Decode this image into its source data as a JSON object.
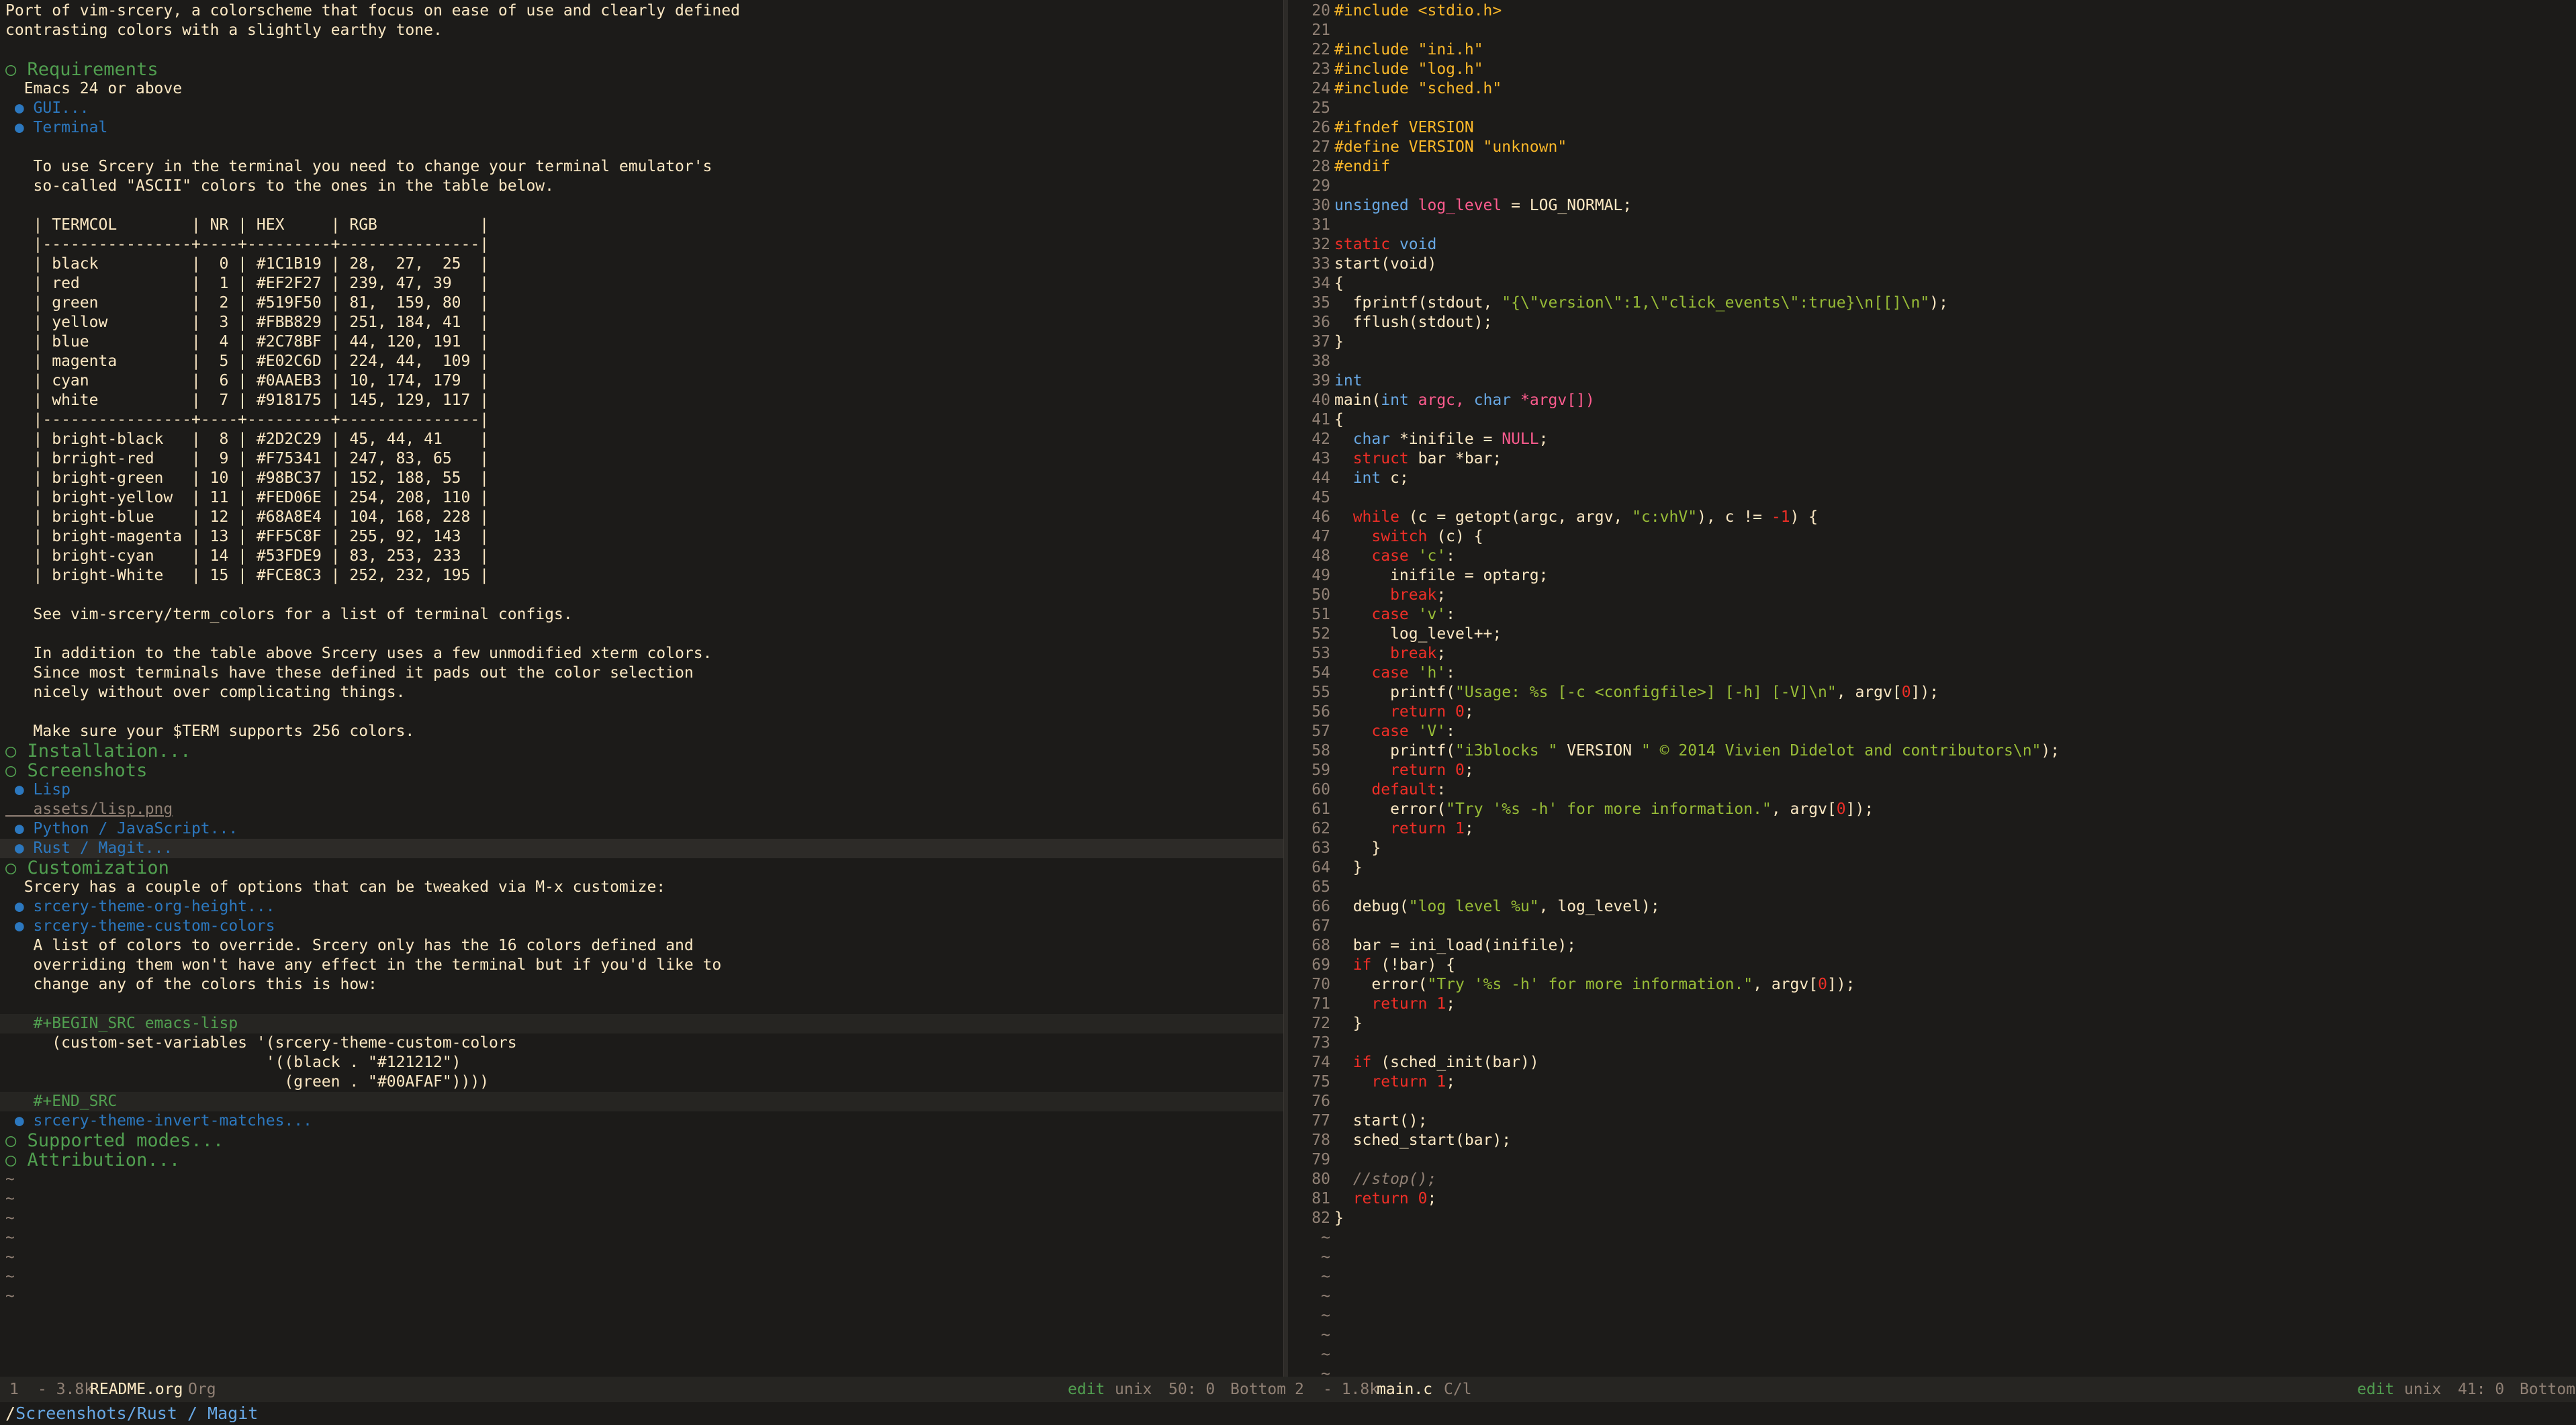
{
  "left": {
    "lines": [
      {
        "t": "Port of vim-srcery, a colorscheme that focus on ease of use and clearly defined",
        "c": "text"
      },
      {
        "t": "contrasting colors with a slightly earthy tone.",
        "c": "text"
      },
      {
        "t": "",
        "c": "text"
      },
      {
        "t": "○ Requirements",
        "c": "h1"
      },
      {
        "t": "  Emacs 24 or above",
        "c": "text"
      },
      {
        "t": " ● GUI...",
        "c": "h2"
      },
      {
        "t": " ● Terminal",
        "c": "h2"
      },
      {
        "t": "",
        "c": "text"
      },
      {
        "t": "   To use Srcery in the terminal you need to change your terminal emulator's",
        "c": "text"
      },
      {
        "t": "   so-called \"ASCII\" colors to the ones in the table below.",
        "c": "text"
      },
      {
        "t": "",
        "c": "text"
      },
      {
        "t": "   | TERMCOL        | NR | HEX     | RGB           |",
        "c": "table"
      },
      {
        "t": "   |----------------+----+---------+---------------|",
        "c": "table"
      },
      {
        "t": "   | black          |  0 | #1C1B19 | 28,  27,  25  |",
        "c": "table"
      },
      {
        "t": "   | red            |  1 | #EF2F27 | 239, 47, 39   |",
        "c": "table"
      },
      {
        "t": "   | green          |  2 | #519F50 | 81,  159, 80  |",
        "c": "table"
      },
      {
        "t": "   | yellow         |  3 | #FBB829 | 251, 184, 41  |",
        "c": "table"
      },
      {
        "t": "   | blue           |  4 | #2C78BF | 44, 120, 191  |",
        "c": "table"
      },
      {
        "t": "   | magenta        |  5 | #E02C6D | 224, 44,  109 |",
        "c": "table"
      },
      {
        "t": "   | cyan           |  6 | #0AAEB3 | 10, 174, 179  |",
        "c": "table"
      },
      {
        "t": "   | white          |  7 | #918175 | 145, 129, 117 |",
        "c": "table"
      },
      {
        "t": "   |----------------+----+---------+---------------|",
        "c": "table"
      },
      {
        "t": "   | bright-black   |  8 | #2D2C29 | 45, 44, 41    |",
        "c": "table"
      },
      {
        "t": "   | brright-red    |  9 | #F75341 | 247, 83, 65   |",
        "c": "table"
      },
      {
        "t": "   | bright-green   | 10 | #98BC37 | 152, 188, 55  |",
        "c": "table"
      },
      {
        "t": "   | bright-yellow  | 11 | #FED06E | 254, 208, 110 |",
        "c": "table"
      },
      {
        "t": "   | bright-blue    | 12 | #68A8E4 | 104, 168, 228 |",
        "c": "table"
      },
      {
        "t": "   | bright-magenta | 13 | #FF5C8F | 255, 92, 143  |",
        "c": "table"
      },
      {
        "t": "   | bright-cyan    | 14 | #53FDE9 | 83, 253, 233  |",
        "c": "table"
      },
      {
        "t": "   | bright-White   | 15 | #FCE8C3 | 252, 232, 195 |",
        "c": "table"
      },
      {
        "t": "",
        "c": "text"
      },
      {
        "t": "   See vim-srcery/term_colors for a list of terminal configs.",
        "c": "text"
      },
      {
        "t": "",
        "c": "text"
      },
      {
        "t": "   In addition to the table above Srcery uses a few unmodified xterm colors.",
        "c": "text"
      },
      {
        "t": "   Since most terminals have these defined it pads out the color selection",
        "c": "text"
      },
      {
        "t": "   nicely without over complicating things.",
        "c": "text"
      },
      {
        "t": "",
        "c": "text"
      },
      {
        "t": "   Make sure your $TERM supports 256 colors.",
        "c": "text"
      },
      {
        "t": "○ Installation...",
        "c": "h1"
      },
      {
        "t": "○ Screenshots",
        "c": "h1"
      },
      {
        "t": " ● Lisp",
        "c": "h2"
      },
      {
        "t": "   assets/lisp.png",
        "c": "link"
      },
      {
        "t": " ● Python / JavaScript...",
        "c": "h2"
      },
      {
        "t": " ● Rust / Magit...",
        "c": "h2 current"
      },
      {
        "t": "○ Customization",
        "c": "h1"
      },
      {
        "t": "  Srcery has a couple of options that can be tweaked via M-x customize:",
        "c": "text"
      },
      {
        "t": " ● srcery-theme-org-height...",
        "c": "h2"
      },
      {
        "t": " ● srcery-theme-custom-colors",
        "c": "h2"
      },
      {
        "t": "   A list of colors to override. Srcery only has the 16 colors defined and",
        "c": "text"
      },
      {
        "t": "   overriding them won't have any effect in the terminal but if you'd like to",
        "c": "text"
      },
      {
        "t": "   change any of the colors this is how:",
        "c": "text"
      },
      {
        "t": "",
        "c": "text"
      },
      {
        "t": "   #+BEGIN_SRC emacs-lisp",
        "c": "kw-block code-bg"
      },
      {
        "t": "     (custom-set-variables '(srcery-theme-custom-colors",
        "c": "text"
      },
      {
        "t": "                            '((black . \"#121212\")",
        "c": "text"
      },
      {
        "t": "                              (green . \"#00AFAF\"))))",
        "c": "text"
      },
      {
        "t": "   #+END_SRC",
        "c": "kw-block code-bg"
      },
      {
        "t": " ● srcery-theme-invert-matches...",
        "c": "h2"
      },
      {
        "t": "○ Supported modes...",
        "c": "h1"
      },
      {
        "t": "○ Attribution...",
        "c": "h1"
      },
      {
        "t": "~",
        "c": "tilde"
      },
      {
        "t": "~",
        "c": "tilde"
      },
      {
        "t": "~",
        "c": "tilde"
      },
      {
        "t": "~",
        "c": "tilde"
      },
      {
        "t": "~",
        "c": "tilde"
      },
      {
        "t": "~",
        "c": "tilde"
      },
      {
        "t": "~",
        "c": "tilde"
      }
    ]
  },
  "right": {
    "lines": [
      {
        "n": "20",
        "segs": [
          [
            "#include <stdio.h>",
            "c-pre"
          ]
        ]
      },
      {
        "n": "21",
        "segs": []
      },
      {
        "n": "22",
        "segs": [
          [
            "#include \"ini.h\"",
            "c-pre"
          ]
        ]
      },
      {
        "n": "23",
        "segs": [
          [
            "#include \"log.h\"",
            "c-pre"
          ]
        ]
      },
      {
        "n": "24",
        "segs": [
          [
            "#include \"sched.h\"",
            "c-pre"
          ]
        ]
      },
      {
        "n": "25",
        "segs": []
      },
      {
        "n": "26",
        "segs": [
          [
            "#ifndef VERSION",
            "c-pre"
          ]
        ]
      },
      {
        "n": "27",
        "segs": [
          [
            "#define VERSION \"unknown\"",
            "c-pre"
          ]
        ]
      },
      {
        "n": "28",
        "segs": [
          [
            "#endif",
            "c-pre"
          ]
        ]
      },
      {
        "n": "29",
        "segs": []
      },
      {
        "n": "30",
        "segs": [
          [
            "unsigned",
            "c-type"
          ],
          [
            " log_level",
            "c-var"
          ],
          [
            " = LOG_NORMAL;",
            "c-plain"
          ]
        ]
      },
      {
        "n": "31",
        "segs": []
      },
      {
        "n": "32",
        "segs": [
          [
            "static",
            "c-kw"
          ],
          [
            " void",
            "c-type"
          ]
        ]
      },
      {
        "n": "33",
        "segs": [
          [
            "start(void)",
            "c-fn"
          ]
        ]
      },
      {
        "n": "34",
        "segs": [
          [
            "{",
            "c-plain"
          ]
        ]
      },
      {
        "n": "35",
        "segs": [
          [
            "  fprintf(stdout, ",
            "c-plain"
          ],
          [
            "\"{\\\"version\\\":1,\\\"click_events\\\":true}\\n[[]\\n\"",
            "c-str"
          ],
          [
            ");",
            "c-plain"
          ]
        ]
      },
      {
        "n": "36",
        "segs": [
          [
            "  fflush(stdout);",
            "c-plain"
          ]
        ]
      },
      {
        "n": "37",
        "segs": [
          [
            "}",
            "c-plain"
          ]
        ]
      },
      {
        "n": "38",
        "segs": []
      },
      {
        "n": "39",
        "segs": [
          [
            "int",
            "c-type"
          ]
        ]
      },
      {
        "n": "40",
        "segs": [
          [
            "main(",
            "c-fn"
          ],
          [
            "int",
            "c-type"
          ],
          [
            " argc, ",
            "c-var"
          ],
          [
            "char",
            "c-type"
          ],
          [
            " *argv[])",
            "c-var"
          ]
        ]
      },
      {
        "n": "41",
        "segs": [
          [
            "{",
            "c-plain"
          ]
        ]
      },
      {
        "n": "42",
        "segs": [
          [
            "  char",
            "c-type"
          ],
          [
            " *inifile = ",
            "c-plain"
          ],
          [
            "NULL",
            "c-var"
          ],
          [
            ";",
            "c-plain"
          ]
        ]
      },
      {
        "n": "43",
        "segs": [
          [
            "  struct",
            "c-kw"
          ],
          [
            " bar *bar;",
            "c-plain"
          ]
        ]
      },
      {
        "n": "44",
        "segs": [
          [
            "  int",
            "c-type"
          ],
          [
            " c;",
            "c-plain"
          ]
        ]
      },
      {
        "n": "45",
        "segs": []
      },
      {
        "n": "46",
        "segs": [
          [
            "  while",
            "c-kw"
          ],
          [
            " (c = getopt(argc, argv, ",
            "c-plain"
          ],
          [
            "\"c:vhV\"",
            "c-str"
          ],
          [
            "), c != ",
            "c-plain"
          ],
          [
            "-1",
            "c-num"
          ],
          [
            ") {",
            "c-plain"
          ]
        ]
      },
      {
        "n": "47",
        "segs": [
          [
            "    switch",
            "c-kw"
          ],
          [
            " (c) {",
            "c-plain"
          ]
        ]
      },
      {
        "n": "48",
        "segs": [
          [
            "    case",
            "c-kw"
          ],
          [
            " 'c'",
            "c-str"
          ],
          [
            ":",
            "c-plain"
          ]
        ]
      },
      {
        "n": "49",
        "segs": [
          [
            "      inifile = optarg;",
            "c-plain"
          ]
        ]
      },
      {
        "n": "50",
        "segs": [
          [
            "      break",
            "c-kw"
          ],
          [
            ";",
            "c-plain"
          ]
        ]
      },
      {
        "n": "51",
        "segs": [
          [
            "    case",
            "c-kw"
          ],
          [
            " 'v'",
            "c-str"
          ],
          [
            ":",
            "c-plain"
          ]
        ]
      },
      {
        "n": "52",
        "segs": [
          [
            "      log_level++;",
            "c-plain"
          ]
        ]
      },
      {
        "n": "53",
        "segs": [
          [
            "      break",
            "c-kw"
          ],
          [
            ";",
            "c-plain"
          ]
        ]
      },
      {
        "n": "54",
        "segs": [
          [
            "    case",
            "c-kw"
          ],
          [
            " 'h'",
            "c-str"
          ],
          [
            ":",
            "c-plain"
          ]
        ]
      },
      {
        "n": "55",
        "segs": [
          [
            "      printf(",
            "c-plain"
          ],
          [
            "\"Usage: %s [-c <configfile>] [-h] [-V]\\n\"",
            "c-str"
          ],
          [
            ", argv[",
            "c-plain"
          ],
          [
            "0",
            "c-num"
          ],
          [
            "]);",
            "c-plain"
          ]
        ]
      },
      {
        "n": "56",
        "segs": [
          [
            "      return",
            "c-kw"
          ],
          [
            " 0",
            "c-num"
          ],
          [
            ";",
            "c-plain"
          ]
        ]
      },
      {
        "n": "57",
        "segs": [
          [
            "    case",
            "c-kw"
          ],
          [
            " 'V'",
            "c-str"
          ],
          [
            ":",
            "c-plain"
          ]
        ]
      },
      {
        "n": "58",
        "segs": [
          [
            "      printf(",
            "c-plain"
          ],
          [
            "\"i3blocks \"",
            "c-str"
          ],
          [
            " VERSION ",
            "c-plain"
          ],
          [
            "\" © 2014 Vivien Didelot and contributors\\n\"",
            "c-str"
          ],
          [
            ");",
            "c-plain"
          ]
        ]
      },
      {
        "n": "59",
        "segs": [
          [
            "      return",
            "c-kw"
          ],
          [
            " 0",
            "c-num"
          ],
          [
            ";",
            "c-plain"
          ]
        ]
      },
      {
        "n": "60",
        "segs": [
          [
            "    default",
            "c-kw"
          ],
          [
            ":",
            "c-plain"
          ]
        ]
      },
      {
        "n": "61",
        "segs": [
          [
            "      error(",
            "c-plain"
          ],
          [
            "\"Try '%s -h' for more information.\"",
            "c-str"
          ],
          [
            ", argv[",
            "c-plain"
          ],
          [
            "0",
            "c-num"
          ],
          [
            "]);",
            "c-plain"
          ]
        ]
      },
      {
        "n": "62",
        "segs": [
          [
            "      return",
            "c-kw"
          ],
          [
            " 1",
            "c-num"
          ],
          [
            ";",
            "c-plain"
          ]
        ]
      },
      {
        "n": "63",
        "segs": [
          [
            "    }",
            "c-plain"
          ]
        ]
      },
      {
        "n": "64",
        "segs": [
          [
            "  }",
            "c-plain"
          ]
        ]
      },
      {
        "n": "65",
        "segs": []
      },
      {
        "n": "66",
        "segs": [
          [
            "  debug(",
            "c-plain"
          ],
          [
            "\"log level %u\"",
            "c-str"
          ],
          [
            ", log_level);",
            "c-plain"
          ]
        ]
      },
      {
        "n": "67",
        "segs": []
      },
      {
        "n": "68",
        "segs": [
          [
            "  bar = ini_load(inifile);",
            "c-plain"
          ]
        ]
      },
      {
        "n": "69",
        "segs": [
          [
            "  if",
            "c-kw"
          ],
          [
            " (!bar) {",
            "c-plain"
          ]
        ]
      },
      {
        "n": "70",
        "segs": [
          [
            "    error(",
            "c-plain"
          ],
          [
            "\"Try '%s -h' for more information.\"",
            "c-str"
          ],
          [
            ", argv[",
            "c-plain"
          ],
          [
            "0",
            "c-num"
          ],
          [
            "]);",
            "c-plain"
          ]
        ]
      },
      {
        "n": "71",
        "segs": [
          [
            "    return",
            "c-kw"
          ],
          [
            " 1",
            "c-num"
          ],
          [
            ";",
            "c-plain"
          ]
        ]
      },
      {
        "n": "72",
        "segs": [
          [
            "  }",
            "c-plain"
          ]
        ]
      },
      {
        "n": "73",
        "segs": []
      },
      {
        "n": "74",
        "segs": [
          [
            "  if",
            "c-kw"
          ],
          [
            " (sched_init(bar))",
            "c-plain"
          ]
        ]
      },
      {
        "n": "75",
        "segs": [
          [
            "    return",
            "c-kw"
          ],
          [
            " 1",
            "c-num"
          ],
          [
            ";",
            "c-plain"
          ]
        ]
      },
      {
        "n": "76",
        "segs": []
      },
      {
        "n": "77",
        "segs": [
          [
            "  start();",
            "c-plain"
          ]
        ]
      },
      {
        "n": "78",
        "segs": [
          [
            "  sched_start(bar);",
            "c-plain"
          ]
        ]
      },
      {
        "n": "79",
        "segs": []
      },
      {
        "n": "80",
        "segs": [
          [
            "  //stop();",
            "c-cmt"
          ]
        ]
      },
      {
        "n": "81",
        "segs": [
          [
            "  return",
            "c-kw"
          ],
          [
            " 0",
            "c-num"
          ],
          [
            ";",
            "c-plain"
          ]
        ]
      },
      {
        "n": "82",
        "segs": [
          [
            "}",
            "c-plain"
          ]
        ]
      },
      {
        "n": "~",
        "segs": []
      },
      {
        "n": "~",
        "segs": []
      },
      {
        "n": "~",
        "segs": []
      },
      {
        "n": "~",
        "segs": []
      },
      {
        "n": "~",
        "segs": []
      },
      {
        "n": "~",
        "segs": []
      },
      {
        "n": "~",
        "segs": []
      },
      {
        "n": "~",
        "segs": []
      }
    ]
  },
  "modeline": {
    "left_win": "1",
    "left_size": "- 3.8k",
    "left_file": "README.org",
    "left_mode": "Org",
    "left_state": "edit",
    "left_enc": "unix",
    "left_pos": "50: 0",
    "left_scroll": "Bottom",
    "right_win": "2",
    "right_size": "- 1.8k",
    "right_file": "main.c",
    "right_mode": "C/l",
    "right_state": "edit",
    "right_enc": "unix",
    "right_pos": "41: 0",
    "right_scroll": "Bottom"
  },
  "minibuffer": {
    "root": "/",
    "path": "Screenshots",
    "rest": "/Rust / Magit"
  }
}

----

[Stated exercise]
Take every line that includes the string "bright" and copy it.

[Solution to this exercise]
        "t": "   | bright-black   |  8 | #2D2C29 | 45, 44, 41    |",
        "t": "   | bright-green   | 10 | #98BC37 | 152, 188, 55  |",
        "t": "   | bright-yellow  | 11 | #FED06E | 254, 208, 110 |",
        "t": "   | bright-blue    | 12 | #68A8E4 | 104, 168, 228 |",
        "t": "   | bright-magenta | 13 | #FF5C8F | 255, 92, 143  |",
        "t": "   | bright-cyan    | 14 | #53FDE9 | 83, 253, 233  |",
        "t": "   | bright-White   | 15 | #FCE8C3 | 252, 232, 195 |",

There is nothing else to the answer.